Exercise description =>
Print all the data, keeping every line exactly as it is.

==================================================

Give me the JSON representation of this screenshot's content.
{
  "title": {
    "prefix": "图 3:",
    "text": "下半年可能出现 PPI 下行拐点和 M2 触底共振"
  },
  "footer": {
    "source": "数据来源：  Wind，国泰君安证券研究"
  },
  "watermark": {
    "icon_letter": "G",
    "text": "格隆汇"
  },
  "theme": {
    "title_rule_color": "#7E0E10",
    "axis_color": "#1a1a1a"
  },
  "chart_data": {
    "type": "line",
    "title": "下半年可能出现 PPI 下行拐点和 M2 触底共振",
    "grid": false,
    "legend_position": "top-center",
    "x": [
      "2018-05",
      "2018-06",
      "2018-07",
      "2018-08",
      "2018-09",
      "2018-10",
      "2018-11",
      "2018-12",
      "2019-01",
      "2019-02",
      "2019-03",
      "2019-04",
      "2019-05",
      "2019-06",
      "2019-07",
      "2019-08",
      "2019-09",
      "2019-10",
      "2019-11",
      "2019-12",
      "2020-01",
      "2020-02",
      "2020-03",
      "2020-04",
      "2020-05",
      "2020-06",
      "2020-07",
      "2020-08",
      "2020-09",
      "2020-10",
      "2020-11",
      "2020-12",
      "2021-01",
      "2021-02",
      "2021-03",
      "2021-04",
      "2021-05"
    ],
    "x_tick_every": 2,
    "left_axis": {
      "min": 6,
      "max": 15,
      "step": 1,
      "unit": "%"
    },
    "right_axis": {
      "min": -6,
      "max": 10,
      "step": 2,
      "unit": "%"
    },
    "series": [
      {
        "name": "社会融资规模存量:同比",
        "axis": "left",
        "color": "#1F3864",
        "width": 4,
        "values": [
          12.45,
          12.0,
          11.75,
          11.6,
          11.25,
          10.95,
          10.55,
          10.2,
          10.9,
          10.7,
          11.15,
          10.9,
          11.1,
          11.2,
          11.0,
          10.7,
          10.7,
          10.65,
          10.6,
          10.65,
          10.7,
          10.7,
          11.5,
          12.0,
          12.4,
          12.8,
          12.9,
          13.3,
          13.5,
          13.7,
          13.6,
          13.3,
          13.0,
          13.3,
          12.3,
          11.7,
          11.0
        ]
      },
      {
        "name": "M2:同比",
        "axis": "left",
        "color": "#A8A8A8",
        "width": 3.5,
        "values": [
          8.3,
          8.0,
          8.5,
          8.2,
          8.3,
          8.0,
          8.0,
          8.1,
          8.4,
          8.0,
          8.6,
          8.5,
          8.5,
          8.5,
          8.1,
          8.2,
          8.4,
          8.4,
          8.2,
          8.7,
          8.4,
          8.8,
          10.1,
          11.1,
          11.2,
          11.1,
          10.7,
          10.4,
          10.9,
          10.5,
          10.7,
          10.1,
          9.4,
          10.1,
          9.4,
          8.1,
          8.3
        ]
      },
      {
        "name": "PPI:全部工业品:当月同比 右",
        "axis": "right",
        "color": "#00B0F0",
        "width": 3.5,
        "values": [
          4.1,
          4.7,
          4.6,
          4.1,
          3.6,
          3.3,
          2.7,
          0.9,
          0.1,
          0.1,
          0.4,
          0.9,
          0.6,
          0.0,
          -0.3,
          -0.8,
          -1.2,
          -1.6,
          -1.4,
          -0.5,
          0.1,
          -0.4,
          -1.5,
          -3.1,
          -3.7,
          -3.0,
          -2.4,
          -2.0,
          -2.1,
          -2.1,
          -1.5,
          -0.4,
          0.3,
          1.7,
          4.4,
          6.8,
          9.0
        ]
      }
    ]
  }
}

==================================================

Response =>
Give me the JSON representation of this screenshot's content.
{
  "title": {
    "prefix": "图 3:",
    "text": "下半年可能出现 PPI 下行拐点和 M2 触底共振"
  },
  "footer": {
    "source": "数据来源：  Wind，国泰君安证券研究"
  },
  "watermark": {
    "icon_letter": "G",
    "text": "格隆汇"
  },
  "theme": {
    "title_rule_color": "#7E0E10",
    "axis_color": "#1a1a1a"
  },
  "chart_data": {
    "type": "line",
    "title": "下半年可能出现 PPI 下行拐点和 M2 触底共振",
    "grid": false,
    "legend_position": "top-center",
    "x": [
      "2018-05",
      "2018-06",
      "2018-07",
      "2018-08",
      "2018-09",
      "2018-10",
      "2018-11",
      "2018-12",
      "2019-01",
      "2019-02",
      "2019-03",
      "2019-04",
      "2019-05",
      "2019-06",
      "2019-07",
      "2019-08",
      "2019-09",
      "2019-10",
      "2019-11",
      "2019-12",
      "2020-01",
      "2020-02",
      "2020-03",
      "2020-04",
      "2020-05",
      "2020-06",
      "2020-07",
      "2020-08",
      "2020-09",
      "2020-10",
      "2020-11",
      "2020-12",
      "2021-01",
      "2021-02",
      "2021-03",
      "2021-04",
      "2021-05"
    ],
    "x_tick_every": 2,
    "left_axis": {
      "min": 6,
      "max": 15,
      "step": 1,
      "unit": "%"
    },
    "right_axis": {
      "min": -6,
      "max": 10,
      "step": 2,
      "unit": "%"
    },
    "series": [
      {
        "name": "社会融资规模存量:同比",
        "axis": "left",
        "color": "#1F3864",
        "width": 4,
        "values": [
          12.45,
          12.0,
          11.75,
          11.6,
          11.25,
          10.95,
          10.55,
          10.2,
          10.9,
          10.7,
          11.15,
          10.9,
          11.1,
          11.2,
          11.0,
          10.7,
          10.7,
          10.65,
          10.6,
          10.65,
          10.7,
          10.7,
          11.5,
          12.0,
          12.4,
          12.8,
          12.9,
          13.3,
          13.5,
          13.7,
          13.6,
          13.3,
          13.0,
          13.3,
          12.3,
          11.7,
          11.0
        ]
      },
      {
        "name": "M2:同比",
        "axis": "left",
        "color": "#A8A8A8",
        "width": 3.5,
        "values": [
          8.3,
          8.0,
          8.5,
          8.2,
          8.3,
          8.0,
          8.0,
          8.1,
          8.4,
          8.0,
          8.6,
          8.5,
          8.5,
          8.5,
          8.1,
          8.2,
          8.4,
          8.4,
          8.2,
          8.7,
          8.4,
          8.8,
          10.1,
          11.1,
          11.2,
          11.1,
          10.7,
          10.4,
          10.9,
          10.5,
          10.7,
          10.1,
          9.4,
          10.1,
          9.4,
          8.1,
          8.3
        ]
      },
      {
        "name": "PPI:全部工业品:当月同比 右",
        "axis": "right",
        "color": "#00B0F0",
        "width": 3.5,
        "values": [
          4.1,
          4.7,
          4.6,
          4.1,
          3.6,
          3.3,
          2.7,
          0.9,
          0.1,
          0.1,
          0.4,
          0.9,
          0.6,
          0.0,
          -0.3,
          -0.8,
          -1.2,
          -1.6,
          -1.4,
          -0.5,
          0.1,
          -0.4,
          -1.5,
          -3.1,
          -3.7,
          -3.0,
          -2.4,
          -2.0,
          -2.1,
          -2.1,
          -1.5,
          -0.4,
          0.3,
          1.7,
          4.4,
          6.8,
          9.0
        ]
      }
    ]
  }
}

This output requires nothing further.